### What is expected
Output the data that follows exactly, line for line.

·····

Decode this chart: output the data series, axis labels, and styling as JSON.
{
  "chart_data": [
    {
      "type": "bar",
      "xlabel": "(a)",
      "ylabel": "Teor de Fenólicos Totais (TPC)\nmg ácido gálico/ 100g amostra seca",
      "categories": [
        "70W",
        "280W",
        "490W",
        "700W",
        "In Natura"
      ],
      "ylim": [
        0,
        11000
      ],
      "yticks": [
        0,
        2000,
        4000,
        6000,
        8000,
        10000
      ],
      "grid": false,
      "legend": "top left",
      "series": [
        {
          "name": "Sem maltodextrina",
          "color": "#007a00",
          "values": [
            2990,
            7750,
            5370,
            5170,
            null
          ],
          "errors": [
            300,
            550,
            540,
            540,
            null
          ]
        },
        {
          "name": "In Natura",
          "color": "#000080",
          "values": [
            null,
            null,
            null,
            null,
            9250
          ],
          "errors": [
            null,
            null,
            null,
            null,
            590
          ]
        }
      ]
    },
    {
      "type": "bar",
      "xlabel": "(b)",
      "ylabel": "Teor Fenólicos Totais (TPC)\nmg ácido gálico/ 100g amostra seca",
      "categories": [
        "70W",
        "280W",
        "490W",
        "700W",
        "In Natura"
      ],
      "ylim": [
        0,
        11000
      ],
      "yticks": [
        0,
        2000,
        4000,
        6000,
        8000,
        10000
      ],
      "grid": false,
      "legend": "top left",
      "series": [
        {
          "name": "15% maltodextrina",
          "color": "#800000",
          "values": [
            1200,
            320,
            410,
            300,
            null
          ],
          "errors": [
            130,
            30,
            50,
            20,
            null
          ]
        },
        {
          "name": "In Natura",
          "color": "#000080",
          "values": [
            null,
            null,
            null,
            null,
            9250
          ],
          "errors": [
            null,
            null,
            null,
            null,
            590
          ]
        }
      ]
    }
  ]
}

·····

### Solution to the exercise
Decode this chart: output the data series, axis labels, and styling as JSON.
{
  "chart_data": [
    {
      "type": "bar",
      "xlabel": "(a)",
      "ylabel": "Teor de Fenólicos Totais (TPC)\nmg ácido gálico/ 100g amostra seca",
      "categories": [
        "70W",
        "280W",
        "490W",
        "700W",
        "In Natura"
      ],
      "ylim": [
        0,
        11000
      ],
      "yticks": [
        0,
        2000,
        4000,
        6000,
        8000,
        10000
      ],
      "grid": false,
      "legend": "top left",
      "series": [
        {
          "name": "Sem maltodextrina",
          "color": "#007a00",
          "values": [
            2990,
            7750,
            5370,
            5170,
            null
          ],
          "errors": [
            300,
            550,
            540,
            540,
            null
          ]
        },
        {
          "name": "In Natura",
          "color": "#000080",
          "values": [
            null,
            null,
            null,
            null,
            9250
          ],
          "errors": [
            null,
            null,
            null,
            null,
            590
          ]
        }
      ]
    },
    {
      "type": "bar",
      "xlabel": "(b)",
      "ylabel": "Teor Fenólicos Totais (TPC)\nmg ácido gálico/ 100g amostra seca",
      "categories": [
        "70W",
        "280W",
        "490W",
        "700W",
        "In Natura"
      ],
      "ylim": [
        0,
        11000
      ],
      "yticks": [
        0,
        2000,
        4000,
        6000,
        8000,
        10000
      ],
      "grid": false,
      "legend": "top left",
      "series": [
        {
          "name": "15% maltodextrina",
          "color": "#800000",
          "values": [
            1200,
            320,
            410,
            300,
            null
          ],
          "errors": [
            130,
            30,
            50,
            20,
            null
          ]
        },
        {
          "name": "In Natura",
          "color": "#000080",
          "values": [
            null,
            null,
            null,
            null,
            9250
          ],
          "errors": [
            null,
            null,
            null,
            null,
            590
          ]
        }
      ]
    }
  ]
}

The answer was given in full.